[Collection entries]
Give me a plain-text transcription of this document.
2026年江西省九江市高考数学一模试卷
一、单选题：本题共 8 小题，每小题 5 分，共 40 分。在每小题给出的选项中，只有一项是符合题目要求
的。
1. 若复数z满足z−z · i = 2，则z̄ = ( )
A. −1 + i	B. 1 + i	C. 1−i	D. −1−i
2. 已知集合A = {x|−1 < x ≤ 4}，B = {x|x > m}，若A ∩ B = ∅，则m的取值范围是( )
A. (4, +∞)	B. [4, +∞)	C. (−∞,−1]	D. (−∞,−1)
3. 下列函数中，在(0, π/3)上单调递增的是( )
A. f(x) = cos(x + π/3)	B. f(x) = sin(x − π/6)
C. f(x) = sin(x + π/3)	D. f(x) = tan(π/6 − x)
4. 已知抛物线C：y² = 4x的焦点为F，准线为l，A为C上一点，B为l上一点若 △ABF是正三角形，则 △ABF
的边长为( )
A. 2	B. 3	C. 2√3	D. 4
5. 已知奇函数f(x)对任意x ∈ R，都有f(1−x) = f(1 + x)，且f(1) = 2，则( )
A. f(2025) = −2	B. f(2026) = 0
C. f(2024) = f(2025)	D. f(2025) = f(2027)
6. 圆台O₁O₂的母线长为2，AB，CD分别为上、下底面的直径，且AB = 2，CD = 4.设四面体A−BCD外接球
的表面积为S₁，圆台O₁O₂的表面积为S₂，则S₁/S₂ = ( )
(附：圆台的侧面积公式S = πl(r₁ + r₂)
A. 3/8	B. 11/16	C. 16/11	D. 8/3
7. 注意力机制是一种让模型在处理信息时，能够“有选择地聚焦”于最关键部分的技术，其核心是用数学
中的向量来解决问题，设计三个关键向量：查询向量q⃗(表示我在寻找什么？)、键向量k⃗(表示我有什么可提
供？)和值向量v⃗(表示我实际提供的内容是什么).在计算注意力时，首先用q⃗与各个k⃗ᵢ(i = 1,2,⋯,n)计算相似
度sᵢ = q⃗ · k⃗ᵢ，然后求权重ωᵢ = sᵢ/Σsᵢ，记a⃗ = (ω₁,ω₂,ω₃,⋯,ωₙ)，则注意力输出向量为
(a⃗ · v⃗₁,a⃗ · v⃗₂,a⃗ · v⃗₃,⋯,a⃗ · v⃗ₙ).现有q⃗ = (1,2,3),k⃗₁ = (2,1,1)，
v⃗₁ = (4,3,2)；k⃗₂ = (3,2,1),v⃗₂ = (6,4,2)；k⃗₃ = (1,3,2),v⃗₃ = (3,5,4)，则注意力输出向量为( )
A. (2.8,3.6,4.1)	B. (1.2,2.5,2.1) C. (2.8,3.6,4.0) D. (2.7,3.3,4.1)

▶ WHAT YOU HAVE TO DO: The records above should be restated word for word, please.

▶ TASK SOLUTION:
Give me a plain-text transcription of this document.
2026年江西省九江市高考数学一模试卷
一、单选题：本题共 8 小题，每小题 5 分，共 40 分。在每小题给出的选项中，只有一项是符合题目要求
的。
1. 若复数z满足z−z · i = 2，则z̄ = ( )
A. −1 + i	B. 1 + i	C. 1−i	D. −1−i
2. 已知集合A = {x|−1 < x ≤ 4}，B = {x|x > m}，若A ∩ B = ∅，则m的取值范围是( )
A. (4, +∞)	B. [4, +∞)	C. (−∞,−1]	D. (−∞,−1)
3. 下列函数中，在(0, π/3)上单调递增的是( )
A. f(x) = cos(x + π/3)	B. f(x) = sin(x − π/6)
C. f(x) = sin(x + π/3)	D. f(x) = tan(π/6 − x)
4. 已知抛物线C：y² = 4x的焦点为F，准线为l，A为C上一点，B为l上一点若 △ABF是正三角形，则 △ABF
的边长为( )
A. 2	B. 3	C. 2√3	D. 4
5. 已知奇函数f(x)对任意x ∈ R，都有f(1−x) = f(1 + x)，且f(1) = 2，则( )
A. f(2025) = −2	B. f(2026) = 0
C. f(2024) = f(2025)	D. f(2025) = f(2027)
6. 圆台O₁O₂的母线长为2，AB，CD分别为上、下底面的直径，且AB = 2，CD = 4.设四面体A−BCD外接球
的表面积为S₁，圆台O₁O₂的表面积为S₂，则S₁/S₂ = ( )
(附：圆台的侧面积公式S = πl(r₁ + r₂)
A. 3/8	B. 11/16	C. 16/11	D. 8/3
7. 注意力机制是一种让模型在处理信息时，能够“有选择地聚焦”于最关键部分的技术，其核心是用数学
中的向量来解决问题，设计三个关键向量：查询向量q⃗(表示我在寻找什么？)、键向量k⃗(表示我有什么可提
供？)和值向量v⃗(表示我实际提供的内容是什么).在计算注意力时，首先用q⃗与各个k⃗ᵢ(i = 1,2,⋯,n)计算相似
度sᵢ = q⃗ · k⃗ᵢ，然后求权重ωᵢ = sᵢ/Σsᵢ，记a⃗ = (ω₁,ω₂,ω₃,⋯,ωₙ)，则注意力输出向量为
(a⃗ · v⃗₁,a⃗ · v⃗₂,a⃗ · v⃗₃,⋯,a⃗ · v⃗ₙ).现有q⃗ = (1,2,3),k⃗₁ = (2,1,1)，
v⃗₁ = (4,3,2)；k⃗₂ = (3,2,1),v⃗₂ = (6,4,2)；k⃗₃ = (1,3,2),v⃗₃ = (3,5,4)，则注意力输出向量为( )
A. (2.8,3.6,4.1)	B. (1.2,2.5,2.1) C. (2.8,3.6,4.0) D. (2.7,3.3,4.1)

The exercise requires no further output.